§ Exercise instructions
Look through the data and write out every line with the word "duplex" in it.

§ Given entries
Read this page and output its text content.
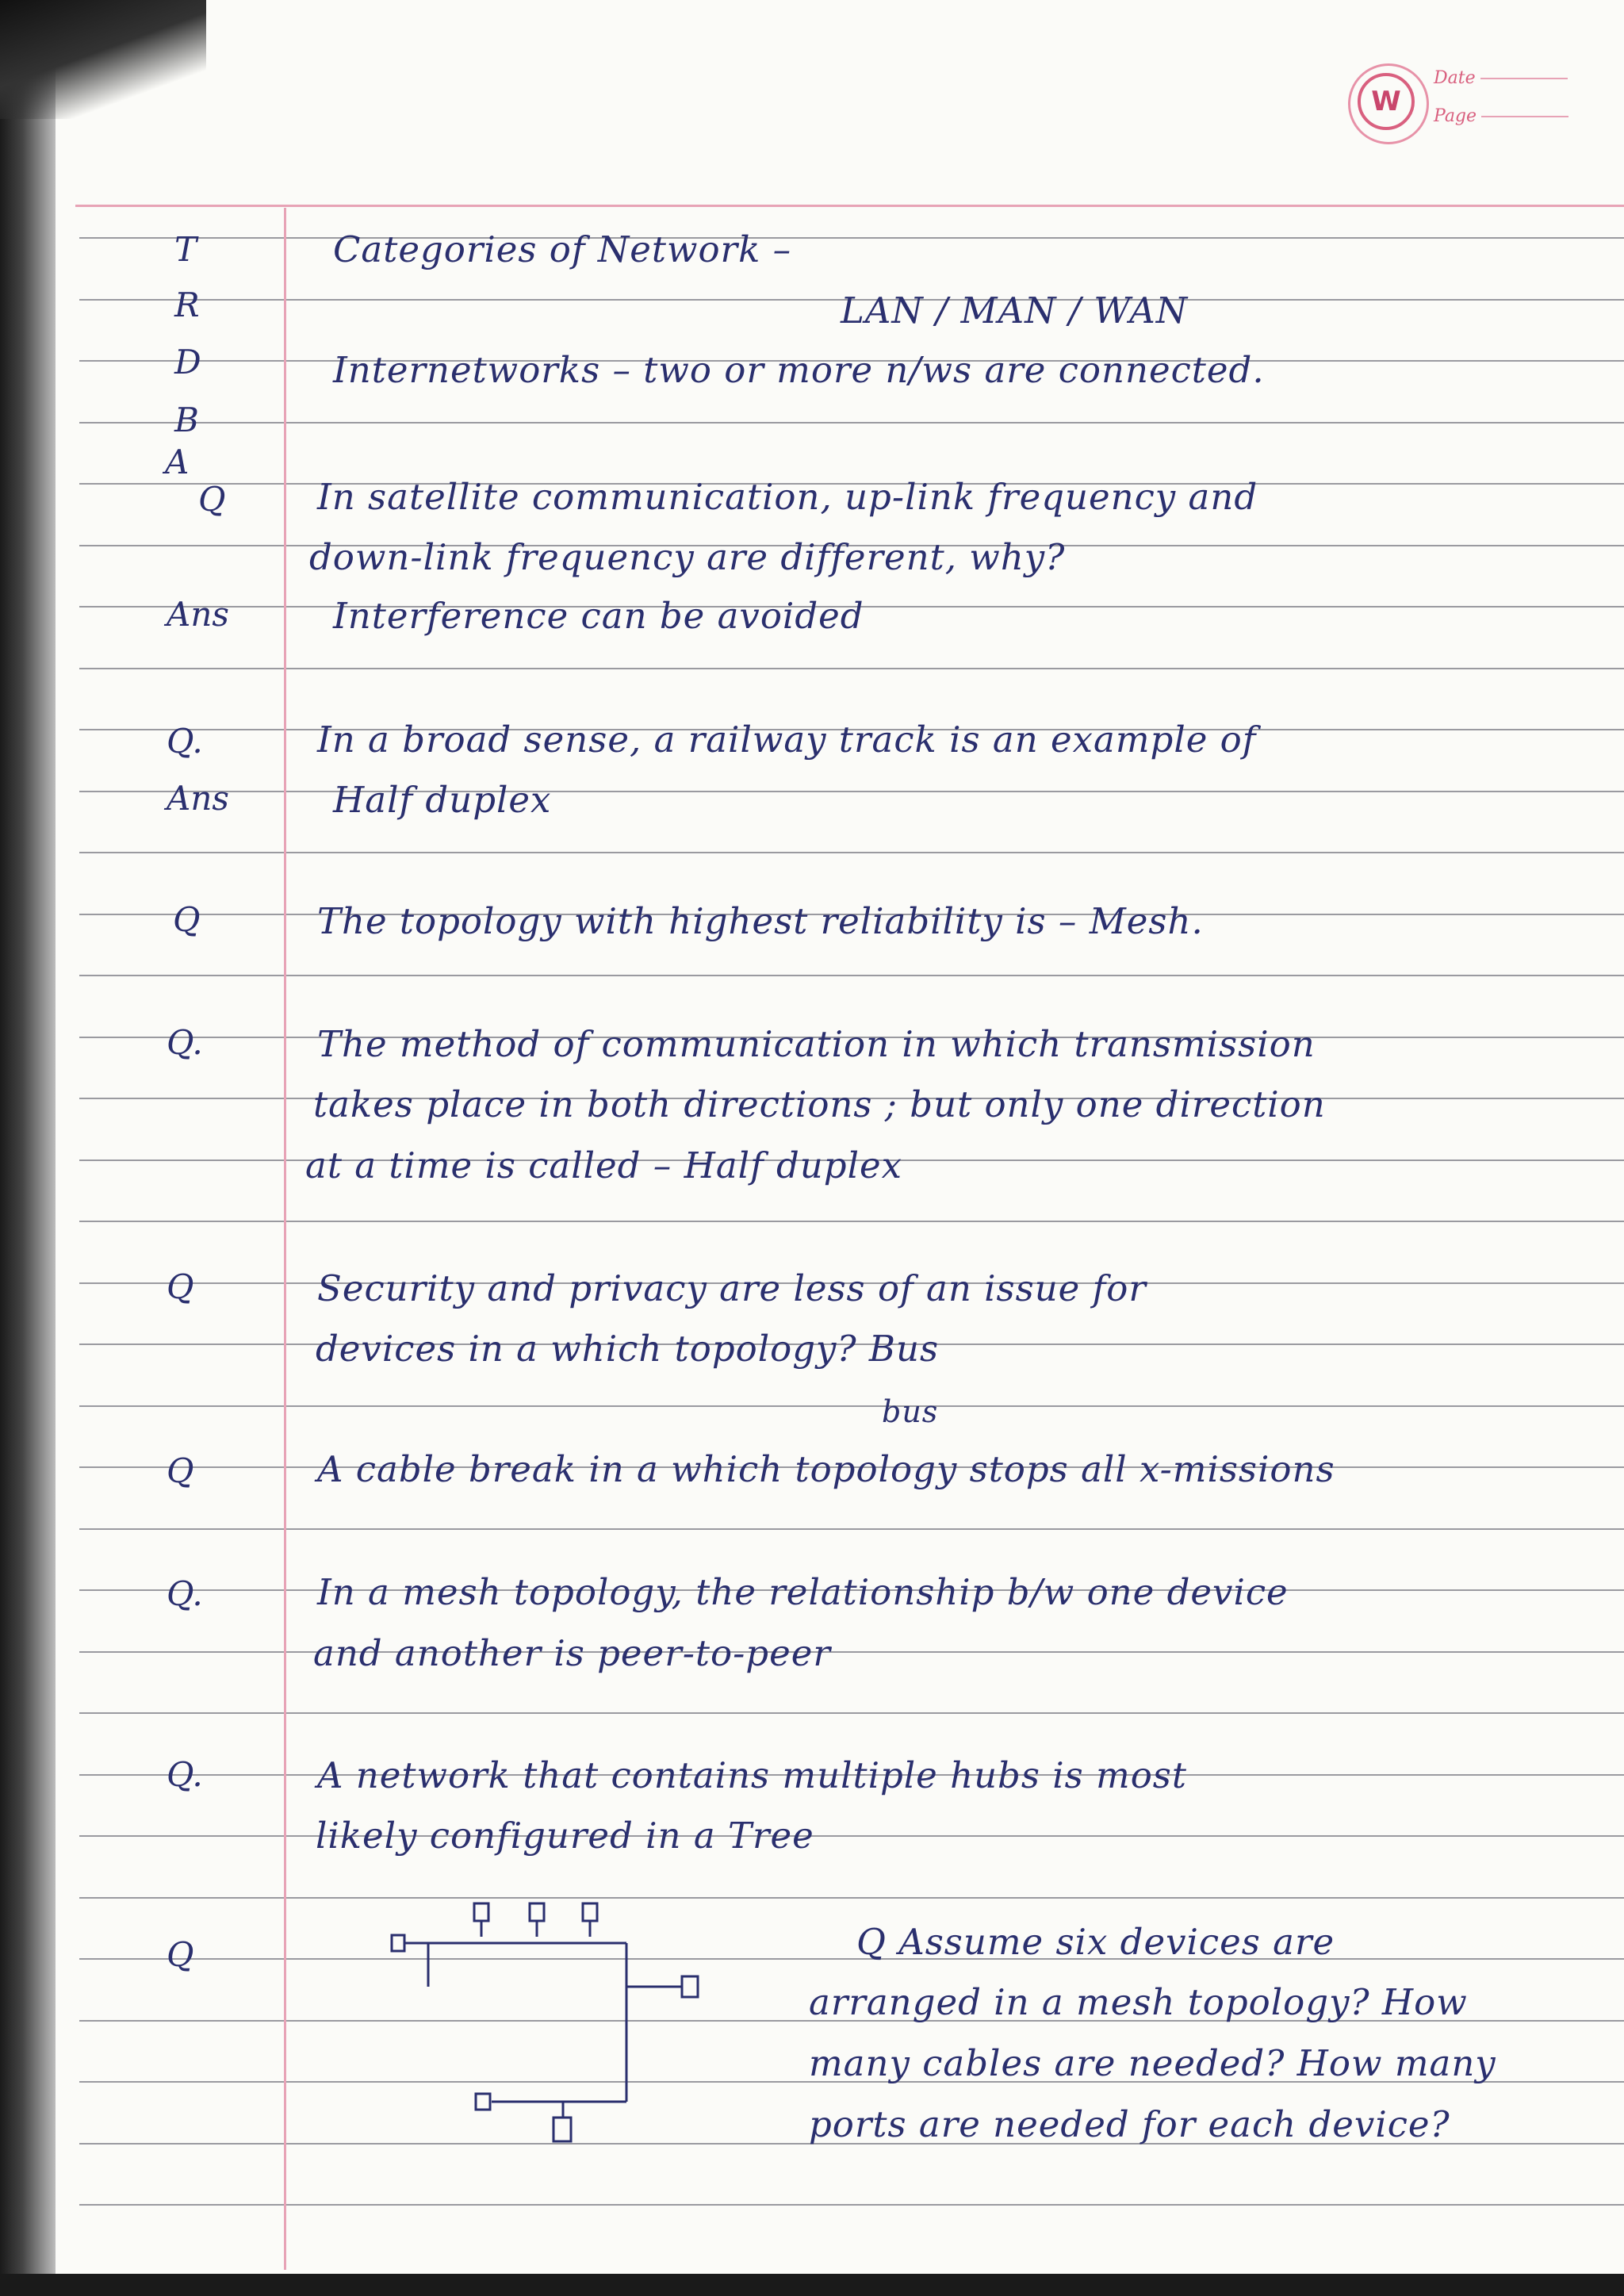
W
Date
Page
T
R
D
B
A
Categories of Network –
LAN / MAN / WAN
Internetworks – two or more n/ws are connected.
Q	In satellite communication, up-link frequency and
down-link frequency are different, why?
Ans	Interference can be avoided
Q.	In a broad sense, a railway track is an example of
Ans	Half duplex
Q	The topology with highest reliability is – Mesh.
Q.	The method of communication in which transmission
takes place in both directions ; but only one direction
at a time is called – Half duplex
Q	Security and privacy are less of an issue for
devices in a which topology? Bus
Q
bus
A cable break in a which topology stops all x-missions
Q.	In a mesh topology, the relationship b/w one device
and another is peer-to-peer
Q.	A network that contains multiple hubs is most
likely configured in a Tree
Q	Q Assume six devices are
arranged in a mesh topology? How
many cables are needed? How many
ports are needed for each device?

§ The output
Ans	Half duplex
at a time is called – Half duplex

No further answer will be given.